STATED EXERCISE: All entries are to be quoted exactly; the images stay out of the copy.

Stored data
########################################

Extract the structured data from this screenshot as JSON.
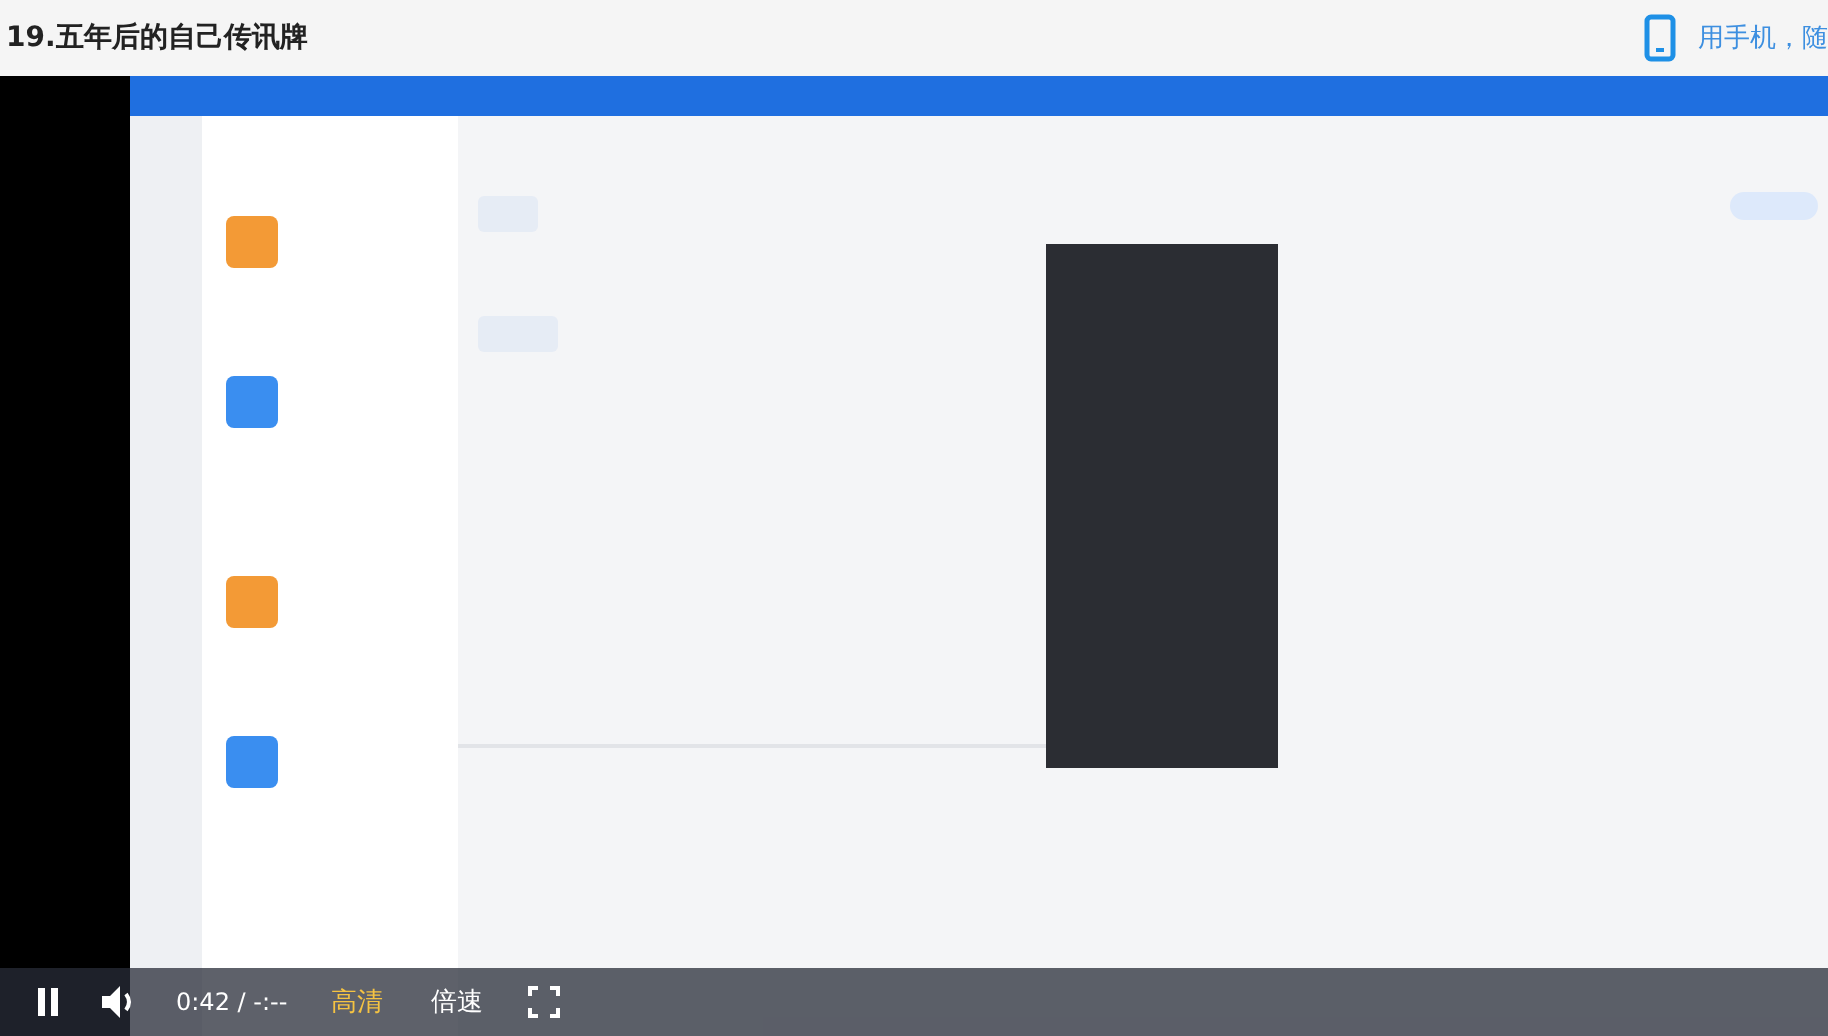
{
  "page_title": "19.五年后的自己传讯牌",
  "mobile_link": "用手机，随",
  "video": {
    "kind": "picture",
    "playing": true,
    "time": "0:42 / -:--",
    "quality": "高清",
    "speed": "倍速"
  }
}
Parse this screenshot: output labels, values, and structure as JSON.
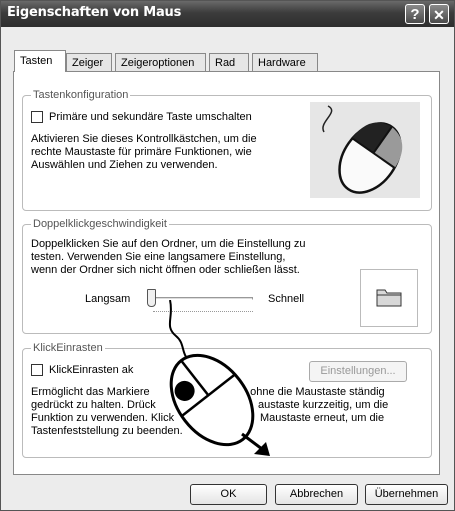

########################################

FINAL RESULT:
Extract the structured data from this screenshot as JSON.
{
  "page_title": "19.五年后的自己传讯牌",
  "mobile_link": "用手机，随",
  "video": {
    "kind": "picture",
    "playing": true,
    "time": "0:42 / -:--",
    "quality": "高清",
    "speed": "倍速"
  }
}
Parse this screenshot: output labels, values, and structure as JSON.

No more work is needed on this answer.